— Start of GIVEN RECORDS —
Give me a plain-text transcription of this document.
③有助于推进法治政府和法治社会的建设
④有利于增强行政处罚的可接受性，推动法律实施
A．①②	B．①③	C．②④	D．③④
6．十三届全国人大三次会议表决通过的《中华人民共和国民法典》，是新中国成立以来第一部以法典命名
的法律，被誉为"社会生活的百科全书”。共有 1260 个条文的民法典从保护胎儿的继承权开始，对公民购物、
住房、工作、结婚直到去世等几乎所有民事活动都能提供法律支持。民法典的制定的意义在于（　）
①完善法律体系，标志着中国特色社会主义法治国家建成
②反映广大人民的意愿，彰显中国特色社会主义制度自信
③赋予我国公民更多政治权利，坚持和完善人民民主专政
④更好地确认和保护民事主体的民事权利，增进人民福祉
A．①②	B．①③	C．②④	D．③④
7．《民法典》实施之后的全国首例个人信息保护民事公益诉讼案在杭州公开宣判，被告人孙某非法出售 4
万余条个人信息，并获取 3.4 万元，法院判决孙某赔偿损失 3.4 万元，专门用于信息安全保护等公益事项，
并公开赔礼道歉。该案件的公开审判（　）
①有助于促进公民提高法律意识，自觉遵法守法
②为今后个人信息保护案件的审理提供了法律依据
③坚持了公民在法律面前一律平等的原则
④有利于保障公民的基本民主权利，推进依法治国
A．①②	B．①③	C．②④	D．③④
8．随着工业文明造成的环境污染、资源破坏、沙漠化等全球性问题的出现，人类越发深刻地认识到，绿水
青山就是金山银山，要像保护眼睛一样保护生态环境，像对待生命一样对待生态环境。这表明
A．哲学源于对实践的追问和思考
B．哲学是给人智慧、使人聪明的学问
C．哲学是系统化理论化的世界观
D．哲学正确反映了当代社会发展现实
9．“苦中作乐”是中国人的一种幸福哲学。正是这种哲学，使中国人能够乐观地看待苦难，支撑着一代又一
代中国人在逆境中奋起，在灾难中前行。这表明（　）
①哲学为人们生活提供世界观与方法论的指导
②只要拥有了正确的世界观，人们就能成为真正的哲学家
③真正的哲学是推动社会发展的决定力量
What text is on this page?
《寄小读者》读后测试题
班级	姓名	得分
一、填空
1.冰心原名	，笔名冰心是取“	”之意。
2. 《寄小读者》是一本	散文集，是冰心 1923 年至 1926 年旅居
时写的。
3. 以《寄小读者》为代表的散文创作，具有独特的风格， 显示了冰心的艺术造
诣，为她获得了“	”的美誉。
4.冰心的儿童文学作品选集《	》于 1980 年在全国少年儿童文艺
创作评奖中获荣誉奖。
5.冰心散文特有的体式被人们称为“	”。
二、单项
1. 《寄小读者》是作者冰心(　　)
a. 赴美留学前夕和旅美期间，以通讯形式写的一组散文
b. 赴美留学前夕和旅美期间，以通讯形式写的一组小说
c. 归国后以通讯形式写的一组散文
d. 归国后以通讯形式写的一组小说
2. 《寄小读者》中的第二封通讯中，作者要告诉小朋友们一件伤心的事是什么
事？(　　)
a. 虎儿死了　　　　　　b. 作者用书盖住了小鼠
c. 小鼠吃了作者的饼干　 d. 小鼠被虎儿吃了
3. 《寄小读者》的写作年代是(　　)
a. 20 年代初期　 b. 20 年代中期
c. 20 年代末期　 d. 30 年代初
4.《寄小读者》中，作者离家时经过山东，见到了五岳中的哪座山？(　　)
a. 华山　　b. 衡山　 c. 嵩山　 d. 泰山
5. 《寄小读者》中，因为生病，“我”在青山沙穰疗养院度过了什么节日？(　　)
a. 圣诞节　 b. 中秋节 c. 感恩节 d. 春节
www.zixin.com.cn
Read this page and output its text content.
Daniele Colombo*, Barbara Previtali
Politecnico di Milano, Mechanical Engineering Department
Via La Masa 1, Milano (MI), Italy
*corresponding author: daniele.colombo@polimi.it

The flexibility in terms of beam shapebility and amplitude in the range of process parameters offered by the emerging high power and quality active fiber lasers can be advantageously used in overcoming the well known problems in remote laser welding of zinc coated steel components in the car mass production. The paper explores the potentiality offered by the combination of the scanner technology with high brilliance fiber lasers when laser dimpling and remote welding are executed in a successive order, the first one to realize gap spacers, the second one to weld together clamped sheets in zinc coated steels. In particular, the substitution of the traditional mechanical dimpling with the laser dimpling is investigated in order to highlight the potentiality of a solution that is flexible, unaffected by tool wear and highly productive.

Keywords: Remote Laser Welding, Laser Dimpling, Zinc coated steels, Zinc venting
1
— End of GIVEN RECORDS —
= THE TASK =
From the first line to the last, please quote the material above exactly.

= RESPONSE =
Give me a plain-text transcription of this document.
③有助于推进法治政府和法治社会的建设
④有利于增强行政处罚的可接受性，推动法律实施
A．①②	B．①③	C．②④	D．③④
6．十三届全国人大三次会议表决通过的《中华人民共和国民法典》，是新中国成立以来第一部以法典命名
的法律，被誉为"社会生活的百科全书”。共有 1260 个条文的民法典从保护胎儿的继承权开始，对公民购物、
住房、工作、结婚直到去世等几乎所有民事活动都能提供法律支持。民法典的制定的意义在于（　）
①完善法律体系，标志着中国特色社会主义法治国家建成
②反映广大人民的意愿，彰显中国特色社会主义制度自信
③赋予我国公民更多政治权利，坚持和完善人民民主专政
④更好地确认和保护民事主体的民事权利，增进人民福祉
A．①②	B．①③	C．②④	D．③④
7．《民法典》实施之后的全国首例个人信息保护民事公益诉讼案在杭州公开宣判，被告人孙某非法出售 4
万余条个人信息，并获取 3.4 万元，法院判决孙某赔偿损失 3.4 万元，专门用于信息安全保护等公益事项，
并公开赔礼道歉。该案件的公开审判（　）
①有助于促进公民提高法律意识，自觉遵法守法
②为今后个人信息保护案件的审理提供了法律依据
③坚持了公民在法律面前一律平等的原则
④有利于保障公民的基本民主权利，推进依法治国
A．①②	B．①③	C．②④	D．③④
8．随着工业文明造成的环境污染、资源破坏、沙漠化等全球性问题的出现，人类越发深刻地认识到，绿水
青山就是金山银山，要像保护眼睛一样保护生态环境，像对待生命一样对待生态环境。这表明
A．哲学源于对实践的追问和思考
B．哲学是给人智慧、使人聪明的学问
C．哲学是系统化理论化的世界观
D．哲学正确反映了当代社会发展现实
9．“苦中作乐”是中国人的一种幸福哲学。正是这种哲学，使中国人能够乐观地看待苦难，支撑着一代又一
代中国人在逆境中奋起，在灾难中前行。这表明（　）
①哲学为人们生活提供世界观与方法论的指导
②只要拥有了正确的世界观，人们就能成为真正的哲学家
③真正的哲学是推动社会发展的决定力量
What text is on this page?
《寄小读者》读后测试题
班级	姓名	得分
一、填空
1.冰心原名	，笔名冰心是取“	”之意。
2. 《寄小读者》是一本	散文集，是冰心 1923 年至 1926 年旅居
时写的。
3. 以《寄小读者》为代表的散文创作，具有独特的风格， 显示了冰心的艺术造
诣，为她获得了“	”的美誉。
4.冰心的儿童文学作品选集《	》于 1980 年在全国少年儿童文艺
创作评奖中获荣誉奖。
5.冰心散文特有的体式被人们称为“	”。
二、单项
1. 《寄小读者》是作者冰心(　　)
a. 赴美留学前夕和旅美期间，以通讯形式写的一组散文
b. 赴美留学前夕和旅美期间，以通讯形式写的一组小说
c. 归国后以通讯形式写的一组散文
d. 归国后以通讯形式写的一组小说
2. 《寄小读者》中的第二封通讯中，作者要告诉小朋友们一件伤心的事是什么
事？(　　)
a. 虎儿死了　　　　　　b. 作者用书盖住了小鼠
c. 小鼠吃了作者的饼干　 d. 小鼠被虎儿吃了
3. 《寄小读者》的写作年代是(　　)
a. 20 年代初期　 b. 20 年代中期
c. 20 年代末期　 d. 30 年代初
4.《寄小读者》中，作者离家时经过山东，见到了五岳中的哪座山？(　　)
a. 华山　　b. 衡山　 c. 嵩山　 d. 泰山
5. 《寄小读者》中，因为生病，“我”在青山沙穰疗养院度过了什么节日？(　　)
a. 圣诞节　 b. 中秋节 c. 感恩节 d. 春节
www.zixin.com.cn
Read this page and output its text content.
Daniele Colombo*, Barbara Previtali
Politecnico di Milano, Mechanical Engineering Department
Via La Masa 1, Milano (MI), Italy
*corresponding author: daniele.colombo@polimi.it

The flexibility in terms of beam shapebility and amplitude in the range of process parameters offered by the emerging high power and quality active fiber lasers can be advantageously used in overcoming the well known problems in remote laser welding of zinc coated steel components in the car mass production. The paper explores the potentiality offered by the combination of the scanner technology with high brilliance fiber lasers when laser dimpling and remote welding are executed in a successive order, the first one to realize gap spacers, the second one to weld together clamped sheets in zinc coated steels. In particular, the substitution of the traditional mechanical dimpling with the laser dimpling is investigated in order to highlight the potentiality of a solution that is flexible, unaffected by tool wear and highly productive.

Keywords: Remote Laser Welding, Laser Dimpling, Zinc coated steels, Zinc venting
1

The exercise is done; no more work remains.